## Given entries
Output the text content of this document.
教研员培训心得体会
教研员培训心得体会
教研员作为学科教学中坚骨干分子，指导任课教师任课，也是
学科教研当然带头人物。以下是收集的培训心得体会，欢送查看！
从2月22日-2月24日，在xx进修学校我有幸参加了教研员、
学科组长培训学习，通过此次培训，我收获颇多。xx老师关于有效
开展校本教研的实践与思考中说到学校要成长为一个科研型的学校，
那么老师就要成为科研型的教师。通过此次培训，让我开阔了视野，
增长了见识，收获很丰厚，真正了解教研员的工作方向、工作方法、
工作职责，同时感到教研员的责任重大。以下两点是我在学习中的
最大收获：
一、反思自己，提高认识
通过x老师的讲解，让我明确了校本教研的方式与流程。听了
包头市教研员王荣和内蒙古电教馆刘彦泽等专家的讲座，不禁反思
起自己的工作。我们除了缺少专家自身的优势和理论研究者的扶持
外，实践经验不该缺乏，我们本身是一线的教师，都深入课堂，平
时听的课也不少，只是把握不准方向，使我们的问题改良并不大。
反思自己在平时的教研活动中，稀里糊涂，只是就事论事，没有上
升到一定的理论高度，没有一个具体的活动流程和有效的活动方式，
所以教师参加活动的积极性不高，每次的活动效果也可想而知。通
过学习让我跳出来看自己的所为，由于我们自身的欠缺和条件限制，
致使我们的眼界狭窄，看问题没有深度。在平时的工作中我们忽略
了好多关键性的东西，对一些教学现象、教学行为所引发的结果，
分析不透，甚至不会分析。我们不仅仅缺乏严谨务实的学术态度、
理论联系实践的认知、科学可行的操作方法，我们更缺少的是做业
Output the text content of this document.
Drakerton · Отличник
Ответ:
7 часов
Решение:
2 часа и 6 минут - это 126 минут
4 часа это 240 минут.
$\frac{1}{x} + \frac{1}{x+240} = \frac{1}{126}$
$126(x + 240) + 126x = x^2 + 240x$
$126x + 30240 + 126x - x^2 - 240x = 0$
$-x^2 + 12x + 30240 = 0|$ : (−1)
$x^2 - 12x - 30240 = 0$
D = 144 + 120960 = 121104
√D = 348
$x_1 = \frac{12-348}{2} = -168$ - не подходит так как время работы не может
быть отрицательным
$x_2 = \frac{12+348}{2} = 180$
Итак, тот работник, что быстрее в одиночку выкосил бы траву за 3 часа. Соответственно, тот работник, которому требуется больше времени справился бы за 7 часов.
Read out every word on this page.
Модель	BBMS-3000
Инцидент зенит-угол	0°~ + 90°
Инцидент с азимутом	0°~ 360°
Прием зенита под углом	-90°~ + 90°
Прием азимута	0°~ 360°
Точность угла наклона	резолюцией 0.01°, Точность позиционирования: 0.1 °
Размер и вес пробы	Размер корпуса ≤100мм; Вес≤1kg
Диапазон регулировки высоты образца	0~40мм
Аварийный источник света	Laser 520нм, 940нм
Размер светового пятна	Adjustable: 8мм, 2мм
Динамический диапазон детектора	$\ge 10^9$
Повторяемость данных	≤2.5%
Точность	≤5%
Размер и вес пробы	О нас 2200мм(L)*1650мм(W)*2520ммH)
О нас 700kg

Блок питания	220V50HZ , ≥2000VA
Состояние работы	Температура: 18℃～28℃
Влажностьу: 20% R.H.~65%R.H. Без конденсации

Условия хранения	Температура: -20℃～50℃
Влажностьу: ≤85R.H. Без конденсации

## What you should do
Beginning with the line that contains "Read out every word on this page.", repeat every line through the end of the records and nothing more.

## Solution below
Read out every word on this page.
Модель	BBMS-3000
Инцидент зенит-угол	0°~ + 90°
Инцидент с азимутом	0°~ 360°
Прием зенита под углом	-90°~ + 90°
Прием азимута	0°~ 360°
Точность угла наклона	резолюцией 0.01°, Точность позиционирования: 0.1 °
Размер и вес пробы	Размер корпуса ≤100мм; Вес≤1kg
Диапазон регулировки высоты образца	0~40мм
Аварийный источник света	Laser 520нм, 940нм
Размер светового пятна	Adjustable: 8мм, 2мм
Динамический диапазон детектора	$\ge 10^9$
Повторяемость данных	≤2.5%
Точность	≤5%
Размер и вес пробы	О нас 2200мм(L)*1650мм(W)*2520ммH)
О нас 700kg

Блок питания	220V50HZ , ≥2000VA
Состояние работы	Температура: 18℃～28℃
Влажностьу: 20% R.H.~65%R.H. Без конденсации

Условия хранения	Температура: -20℃～50℃
Влажностьу: ≤85R.H. Без конденсации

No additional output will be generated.